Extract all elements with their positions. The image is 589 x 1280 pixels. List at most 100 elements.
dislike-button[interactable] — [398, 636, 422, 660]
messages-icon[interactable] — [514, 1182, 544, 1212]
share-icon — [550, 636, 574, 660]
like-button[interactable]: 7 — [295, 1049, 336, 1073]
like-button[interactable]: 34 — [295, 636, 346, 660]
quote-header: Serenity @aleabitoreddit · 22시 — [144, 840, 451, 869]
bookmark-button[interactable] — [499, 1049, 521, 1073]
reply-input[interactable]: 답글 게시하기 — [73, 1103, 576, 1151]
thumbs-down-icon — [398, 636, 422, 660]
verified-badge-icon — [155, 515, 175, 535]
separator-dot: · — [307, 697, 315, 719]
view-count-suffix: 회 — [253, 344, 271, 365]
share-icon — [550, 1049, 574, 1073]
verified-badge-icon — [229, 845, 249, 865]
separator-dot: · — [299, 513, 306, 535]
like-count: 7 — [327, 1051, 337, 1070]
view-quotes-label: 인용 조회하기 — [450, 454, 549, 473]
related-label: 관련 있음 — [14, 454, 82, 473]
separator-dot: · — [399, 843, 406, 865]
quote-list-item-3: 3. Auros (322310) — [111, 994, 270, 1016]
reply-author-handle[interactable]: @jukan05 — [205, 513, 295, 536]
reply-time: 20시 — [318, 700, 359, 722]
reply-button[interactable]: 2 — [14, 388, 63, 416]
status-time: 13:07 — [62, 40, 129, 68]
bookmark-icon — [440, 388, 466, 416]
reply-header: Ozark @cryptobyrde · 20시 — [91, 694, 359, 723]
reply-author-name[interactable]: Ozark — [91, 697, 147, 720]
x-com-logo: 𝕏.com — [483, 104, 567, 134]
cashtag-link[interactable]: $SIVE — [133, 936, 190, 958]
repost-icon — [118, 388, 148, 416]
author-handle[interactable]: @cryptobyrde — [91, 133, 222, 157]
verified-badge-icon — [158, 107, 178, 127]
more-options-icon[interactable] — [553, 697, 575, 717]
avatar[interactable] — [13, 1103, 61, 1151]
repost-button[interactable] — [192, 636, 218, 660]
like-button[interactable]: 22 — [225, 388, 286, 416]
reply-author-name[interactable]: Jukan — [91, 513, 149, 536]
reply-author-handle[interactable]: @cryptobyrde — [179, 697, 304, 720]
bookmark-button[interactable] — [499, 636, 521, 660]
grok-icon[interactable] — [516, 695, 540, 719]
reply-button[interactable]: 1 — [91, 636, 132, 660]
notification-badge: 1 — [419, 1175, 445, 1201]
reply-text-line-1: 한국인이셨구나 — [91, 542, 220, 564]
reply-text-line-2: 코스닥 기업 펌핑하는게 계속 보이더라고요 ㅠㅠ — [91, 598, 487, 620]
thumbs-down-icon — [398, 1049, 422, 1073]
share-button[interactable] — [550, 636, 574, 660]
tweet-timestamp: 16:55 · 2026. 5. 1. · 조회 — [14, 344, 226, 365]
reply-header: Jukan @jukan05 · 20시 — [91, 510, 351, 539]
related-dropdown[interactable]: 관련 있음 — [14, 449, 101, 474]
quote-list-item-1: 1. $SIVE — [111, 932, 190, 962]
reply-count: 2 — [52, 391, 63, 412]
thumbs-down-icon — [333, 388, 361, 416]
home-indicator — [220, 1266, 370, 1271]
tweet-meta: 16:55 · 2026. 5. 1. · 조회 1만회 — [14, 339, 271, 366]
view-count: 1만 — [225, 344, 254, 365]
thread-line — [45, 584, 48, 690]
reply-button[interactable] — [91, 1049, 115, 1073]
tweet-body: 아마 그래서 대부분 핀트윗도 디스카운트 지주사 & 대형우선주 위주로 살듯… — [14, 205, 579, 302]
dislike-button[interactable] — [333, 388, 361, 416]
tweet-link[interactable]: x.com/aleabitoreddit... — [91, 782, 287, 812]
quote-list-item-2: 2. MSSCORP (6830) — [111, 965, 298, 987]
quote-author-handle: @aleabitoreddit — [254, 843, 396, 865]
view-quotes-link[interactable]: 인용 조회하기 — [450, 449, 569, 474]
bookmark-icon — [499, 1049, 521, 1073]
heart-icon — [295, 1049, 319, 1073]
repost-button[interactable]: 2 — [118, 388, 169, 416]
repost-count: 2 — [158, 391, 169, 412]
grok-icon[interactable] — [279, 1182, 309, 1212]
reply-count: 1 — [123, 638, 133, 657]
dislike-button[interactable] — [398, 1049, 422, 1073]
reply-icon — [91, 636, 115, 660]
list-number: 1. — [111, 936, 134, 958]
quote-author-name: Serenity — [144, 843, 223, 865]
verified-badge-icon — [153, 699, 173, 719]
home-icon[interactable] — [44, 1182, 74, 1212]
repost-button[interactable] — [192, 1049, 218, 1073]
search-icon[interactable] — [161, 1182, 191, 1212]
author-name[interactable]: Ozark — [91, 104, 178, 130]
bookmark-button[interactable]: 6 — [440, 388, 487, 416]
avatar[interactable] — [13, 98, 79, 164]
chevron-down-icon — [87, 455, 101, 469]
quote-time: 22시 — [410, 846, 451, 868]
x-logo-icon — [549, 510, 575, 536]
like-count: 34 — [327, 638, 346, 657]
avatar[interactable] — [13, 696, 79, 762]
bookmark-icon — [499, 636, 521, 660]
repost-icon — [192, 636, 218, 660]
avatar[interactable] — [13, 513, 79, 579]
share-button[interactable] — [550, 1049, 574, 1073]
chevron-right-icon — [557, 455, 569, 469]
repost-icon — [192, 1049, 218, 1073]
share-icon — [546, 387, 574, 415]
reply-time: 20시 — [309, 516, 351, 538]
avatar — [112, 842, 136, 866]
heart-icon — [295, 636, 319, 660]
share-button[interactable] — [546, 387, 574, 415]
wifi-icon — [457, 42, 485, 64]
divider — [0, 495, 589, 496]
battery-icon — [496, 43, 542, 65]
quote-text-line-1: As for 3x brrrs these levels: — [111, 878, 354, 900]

────────────────

**TASK PROMPT**
Can you give all the entries again, renaming every "separator-dot" to "middle-dot" and leaving everything else unchanged?

**OUTPUT FOR THIS TASK**
Extract all elements with their positions. The image is 589 x 1280 pixels. List at most 100 elements.
dislike-button[interactable] — [398, 636, 422, 660]
messages-icon[interactable] — [514, 1182, 544, 1212]
share-icon — [550, 636, 574, 660]
like-button[interactable]: 7 — [295, 1049, 336, 1073]
like-button[interactable]: 34 — [295, 636, 346, 660]
quote-header: Serenity @aleabitoreddit · 22시 — [144, 840, 451, 869]
bookmark-button[interactable] — [499, 1049, 521, 1073]
reply-input[interactable]: 답글 게시하기 — [73, 1103, 576, 1151]
thumbs-down-icon — [398, 636, 422, 660]
verified-badge-icon — [155, 515, 175, 535]
middle-dot: · — [307, 697, 315, 719]
view-count-suffix: 회 — [253, 344, 271, 365]
share-icon — [550, 1049, 574, 1073]
verified-badge-icon — [229, 845, 249, 865]
middle-dot: · — [299, 513, 306, 535]
like-count: 7 — [327, 1051, 337, 1070]
view-quotes-label: 인용 조회하기 — [450, 454, 549, 473]
related-label: 관련 있음 — [14, 454, 82, 473]
middle-dot: · — [399, 843, 406, 865]
quote-list-item-3: 3. Auros (322310) — [111, 994, 270, 1016]
reply-author-handle[interactable]: @jukan05 — [205, 513, 295, 536]
reply-time: 20시 — [318, 700, 359, 722]
reply-button[interactable]: 2 — [14, 388, 63, 416]
status-time: 13:07 — [62, 40, 129, 68]
bookmark-icon — [440, 388, 466, 416]
reply-header: Ozark @cryptobyrde · 20시 — [91, 694, 359, 723]
reply-author-name[interactable]: Ozark — [91, 697, 147, 720]
x-com-logo: 𝕏.com — [483, 104, 567, 134]
cashtag-link[interactable]: $SIVE — [133, 936, 190, 958]
repost-icon — [118, 388, 148, 416]
author-handle[interactable]: @cryptobyrde — [91, 133, 222, 157]
verified-badge-icon — [158, 107, 178, 127]
more-options-icon[interactable] — [553, 697, 575, 717]
avatar[interactable] — [13, 1103, 61, 1151]
repost-button[interactable] — [192, 636, 218, 660]
like-button[interactable]: 22 — [225, 388, 286, 416]
reply-author-name[interactable]: Jukan — [91, 513, 149, 536]
reply-author-handle[interactable]: @cryptobyrde — [179, 697, 304, 720]
bookmark-button[interactable] — [499, 636, 521, 660]
grok-icon[interactable] — [516, 695, 540, 719]
reply-button[interactable]: 1 — [91, 636, 132, 660]
notification-badge: 1 — [419, 1175, 445, 1201]
reply-text-line-1: 한국인이셨구나 — [91, 542, 220, 564]
reply-text-line-2: 코스닥 기업 펌핑하는게 계속 보이더라고요 ㅠㅠ — [91, 598, 487, 620]
thumbs-down-icon — [398, 1049, 422, 1073]
share-button[interactable] — [550, 636, 574, 660]
tweet-timestamp: 16:55 · 2026. 5. 1. · 조회 — [14, 344, 226, 365]
reply-header: Jukan @jukan05 · 20시 — [91, 510, 351, 539]
related-dropdown[interactable]: 관련 있음 — [14, 449, 101, 474]
quote-list-item-1: 1. $SIVE — [111, 932, 190, 962]
reply-count: 2 — [52, 391, 63, 412]
thumbs-down-icon — [333, 388, 361, 416]
home-indicator — [220, 1266, 370, 1271]
tweet-meta: 16:55 · 2026. 5. 1. · 조회 1만회 — [14, 339, 271, 366]
view-count: 1만 — [225, 344, 254, 365]
thread-line — [45, 584, 48, 690]
reply-button[interactable] — [91, 1049, 115, 1073]
tweet-body: 아마 그래서 대부분 핀트윗도 디스카운트 지주사 & 대형우선주 위주로 살듯… — [14, 205, 579, 302]
dislike-button[interactable] — [333, 388, 361, 416]
tweet-link[interactable]: x.com/aleabitoreddit... — [91, 782, 287, 812]
quote-list-item-2: 2. MSSCORP (6830) — [111, 965, 298, 987]
quote-author-handle: @aleabitoreddit — [254, 843, 396, 865]
view-quotes-link[interactable]: 인용 조회하기 — [450, 449, 569, 474]
bookmark-icon — [499, 1049, 521, 1073]
heart-icon — [295, 1049, 319, 1073]
repost-button[interactable]: 2 — [118, 388, 169, 416]
repost-count: 2 — [158, 391, 169, 412]
grok-icon[interactable] — [279, 1182, 309, 1212]
reply-count: 1 — [123, 638, 133, 657]
dislike-button[interactable] — [398, 1049, 422, 1073]
reply-icon — [91, 636, 115, 660]
list-number: 1. — [111, 936, 134, 958]
quote-author-name: Serenity — [144, 843, 223, 865]
verified-badge-icon — [153, 699, 173, 719]
home-icon[interactable] — [44, 1182, 74, 1212]
repost-button[interactable] — [192, 1049, 218, 1073]
search-icon[interactable] — [161, 1182, 191, 1212]
author-name[interactable]: Ozark — [91, 104, 178, 130]
bookmark-button[interactable]: 6 — [440, 388, 487, 416]
avatar[interactable] — [13, 98, 79, 164]
chevron-down-icon — [87, 455, 101, 469]
quote-time: 22시 — [410, 846, 451, 868]
x-logo-icon — [549, 510, 575, 536]
like-count: 34 — [327, 638, 346, 657]
avatar[interactable] — [13, 696, 79, 762]
bookmark-icon — [499, 636, 521, 660]
repost-icon — [192, 636, 218, 660]
avatar[interactable] — [13, 513, 79, 579]
share-button[interactable] — [550, 1049, 574, 1073]
chevron-right-icon — [557, 455, 569, 469]
repost-icon — [192, 1049, 218, 1073]
share-icon — [546, 387, 574, 415]
reply-time: 20시 — [309, 516, 351, 538]
avatar — [112, 842, 136, 866]
heart-icon — [295, 636, 319, 660]
share-button[interactable] — [546, 387, 574, 415]
wifi-icon — [457, 42, 485, 64]
divider — [0, 495, 589, 496]
battery-icon — [496, 43, 542, 65]
quote-text-line-1: As for 3x brrrs these levels: — [111, 878, 354, 900]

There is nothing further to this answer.